Exercise directions -
Lines containing the word "März" are to be copied from the data below.

Source records -
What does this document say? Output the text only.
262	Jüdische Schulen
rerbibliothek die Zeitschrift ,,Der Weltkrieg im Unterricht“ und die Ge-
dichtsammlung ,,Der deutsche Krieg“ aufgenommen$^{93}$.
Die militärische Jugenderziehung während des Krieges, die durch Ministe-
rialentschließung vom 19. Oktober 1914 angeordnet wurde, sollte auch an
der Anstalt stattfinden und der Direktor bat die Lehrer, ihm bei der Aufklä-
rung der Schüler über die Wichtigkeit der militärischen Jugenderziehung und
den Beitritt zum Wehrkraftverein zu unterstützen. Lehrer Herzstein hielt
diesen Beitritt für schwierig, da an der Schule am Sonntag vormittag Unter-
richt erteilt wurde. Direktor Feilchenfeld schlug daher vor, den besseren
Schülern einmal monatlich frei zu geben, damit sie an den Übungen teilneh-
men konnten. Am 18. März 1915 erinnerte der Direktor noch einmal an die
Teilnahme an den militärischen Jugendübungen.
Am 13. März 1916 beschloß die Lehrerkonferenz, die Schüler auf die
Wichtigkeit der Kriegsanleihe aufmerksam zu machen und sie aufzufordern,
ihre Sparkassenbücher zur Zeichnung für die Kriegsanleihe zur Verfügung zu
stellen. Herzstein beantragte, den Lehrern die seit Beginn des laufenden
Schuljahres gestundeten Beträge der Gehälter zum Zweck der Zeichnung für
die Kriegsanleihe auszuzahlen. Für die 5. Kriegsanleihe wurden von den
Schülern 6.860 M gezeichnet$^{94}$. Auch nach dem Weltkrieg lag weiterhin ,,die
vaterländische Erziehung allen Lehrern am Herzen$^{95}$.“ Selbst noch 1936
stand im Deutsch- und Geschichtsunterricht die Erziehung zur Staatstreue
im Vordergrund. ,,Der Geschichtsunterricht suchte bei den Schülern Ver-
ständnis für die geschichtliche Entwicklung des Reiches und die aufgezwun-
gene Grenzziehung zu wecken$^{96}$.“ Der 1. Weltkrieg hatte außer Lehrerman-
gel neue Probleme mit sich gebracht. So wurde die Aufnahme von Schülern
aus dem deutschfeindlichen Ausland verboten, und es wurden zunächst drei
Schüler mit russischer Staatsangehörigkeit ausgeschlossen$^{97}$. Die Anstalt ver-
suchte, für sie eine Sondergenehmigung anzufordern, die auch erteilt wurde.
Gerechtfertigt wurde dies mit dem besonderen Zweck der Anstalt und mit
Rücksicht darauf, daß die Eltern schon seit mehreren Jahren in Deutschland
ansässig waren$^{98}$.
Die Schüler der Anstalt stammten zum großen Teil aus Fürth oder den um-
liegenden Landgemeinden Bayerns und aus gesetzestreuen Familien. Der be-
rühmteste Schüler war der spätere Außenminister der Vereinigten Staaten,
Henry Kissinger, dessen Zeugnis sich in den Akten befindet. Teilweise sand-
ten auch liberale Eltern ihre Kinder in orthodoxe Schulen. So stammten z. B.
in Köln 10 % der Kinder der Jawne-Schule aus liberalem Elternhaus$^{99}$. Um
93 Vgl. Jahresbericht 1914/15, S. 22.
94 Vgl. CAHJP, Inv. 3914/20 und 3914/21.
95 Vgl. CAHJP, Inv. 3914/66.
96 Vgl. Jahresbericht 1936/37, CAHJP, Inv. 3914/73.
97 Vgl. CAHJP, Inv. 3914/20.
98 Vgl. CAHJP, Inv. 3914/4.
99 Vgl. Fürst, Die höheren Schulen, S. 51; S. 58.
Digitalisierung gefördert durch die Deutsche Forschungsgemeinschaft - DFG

Answer section -
men konnten. Am 18. März 1915 erinnerte der Direktor noch einmal an die
Am 13. März 1916 beschloß die Lehrerkonferenz, die Schüler auf die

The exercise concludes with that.